» **WHAT IS ASKED**
Reproduce the material below with every occurrence of "message-time" replaced by "msg-timestamp", leaving everything else unchanged.

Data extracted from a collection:
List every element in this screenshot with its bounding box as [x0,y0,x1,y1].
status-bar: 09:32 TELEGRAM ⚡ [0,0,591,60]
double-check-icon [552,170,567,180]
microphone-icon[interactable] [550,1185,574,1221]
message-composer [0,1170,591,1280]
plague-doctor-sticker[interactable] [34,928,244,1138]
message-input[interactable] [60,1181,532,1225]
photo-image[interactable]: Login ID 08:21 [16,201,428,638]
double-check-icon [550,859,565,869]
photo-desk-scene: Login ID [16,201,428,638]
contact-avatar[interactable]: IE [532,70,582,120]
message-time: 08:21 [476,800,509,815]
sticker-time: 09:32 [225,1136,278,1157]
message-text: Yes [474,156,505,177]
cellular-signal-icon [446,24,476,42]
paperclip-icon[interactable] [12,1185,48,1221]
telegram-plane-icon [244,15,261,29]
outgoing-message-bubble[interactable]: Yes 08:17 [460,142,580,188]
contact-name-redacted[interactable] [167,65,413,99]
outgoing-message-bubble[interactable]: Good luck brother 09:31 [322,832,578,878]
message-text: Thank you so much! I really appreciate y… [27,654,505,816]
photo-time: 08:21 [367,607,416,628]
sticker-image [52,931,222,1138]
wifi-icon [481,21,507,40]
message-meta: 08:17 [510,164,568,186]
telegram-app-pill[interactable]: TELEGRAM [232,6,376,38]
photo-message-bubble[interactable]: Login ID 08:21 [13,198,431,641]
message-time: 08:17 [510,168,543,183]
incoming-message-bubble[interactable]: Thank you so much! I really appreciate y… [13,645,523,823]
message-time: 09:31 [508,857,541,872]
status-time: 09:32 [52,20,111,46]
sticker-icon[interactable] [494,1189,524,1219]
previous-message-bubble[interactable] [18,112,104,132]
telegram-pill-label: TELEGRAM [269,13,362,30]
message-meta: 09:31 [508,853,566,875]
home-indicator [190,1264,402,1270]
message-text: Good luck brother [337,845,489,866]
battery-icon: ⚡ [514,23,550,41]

» **COMPLETE ANSWER**
List every element in this screenshot with its bounding box as [x0,y0,x1,y1].
status-bar: 09:32 TELEGRAM ⚡ [0,0,591,60]
double-check-icon [552,170,567,180]
microphone-icon[interactable] [550,1185,574,1221]
message-composer [0,1170,591,1280]
plague-doctor-sticker[interactable] [34,928,244,1138]
message-input[interactable] [60,1181,532,1225]
photo-image[interactable]: Login ID 08:21 [16,201,428,638]
double-check-icon [550,859,565,869]
photo-desk-scene: Login ID [16,201,428,638]
contact-avatar[interactable]: IE [532,70,582,120]
msg-timestamp: 08:21 [476,800,509,815]
sticker-time: 09:32 [225,1136,278,1157]
message-text: Yes [474,156,505,177]
cellular-signal-icon [446,24,476,42]
paperclip-icon[interactable] [12,1185,48,1221]
telegram-plane-icon [244,15,261,29]
outgoing-message-bubble[interactable]: Yes 08:17 [460,142,580,188]
contact-name-redacted[interactable] [167,65,413,99]
outgoing-message-bubble[interactable]: Good luck brother 09:31 [322,832,578,878]
message-text: Thank you so much! I really appreciate y… [27,654,505,816]
photo-time: 08:21 [367,607,416,628]
sticker-image [52,931,222,1138]
wifi-icon [481,21,507,40]
message-meta: 08:17 [510,164,568,186]
telegram-app-pill[interactable]: TELEGRAM [232,6,376,38]
photo-message-bubble[interactable]: Login ID 08:21 [13,198,431,641]
msg-timestamp: 08:17 [510,168,543,183]
incoming-message-bubble[interactable]: Thank you so much! I really appreciate y… [13,645,523,823]
msg-timestamp: 09:31 [508,857,541,872]
status-time: 09:32 [52,20,111,46]
sticker-icon[interactable] [494,1189,524,1219]
previous-message-bubble[interactable] [18,112,104,132]
telegram-pill-label: TELEGRAM [269,13,362,30]
message-meta: 09:31 [508,853,566,875]
home-indicator [190,1264,402,1270]
message-text: Good luck brother [337,845,489,866]
battery-icon: ⚡ [514,23,550,41]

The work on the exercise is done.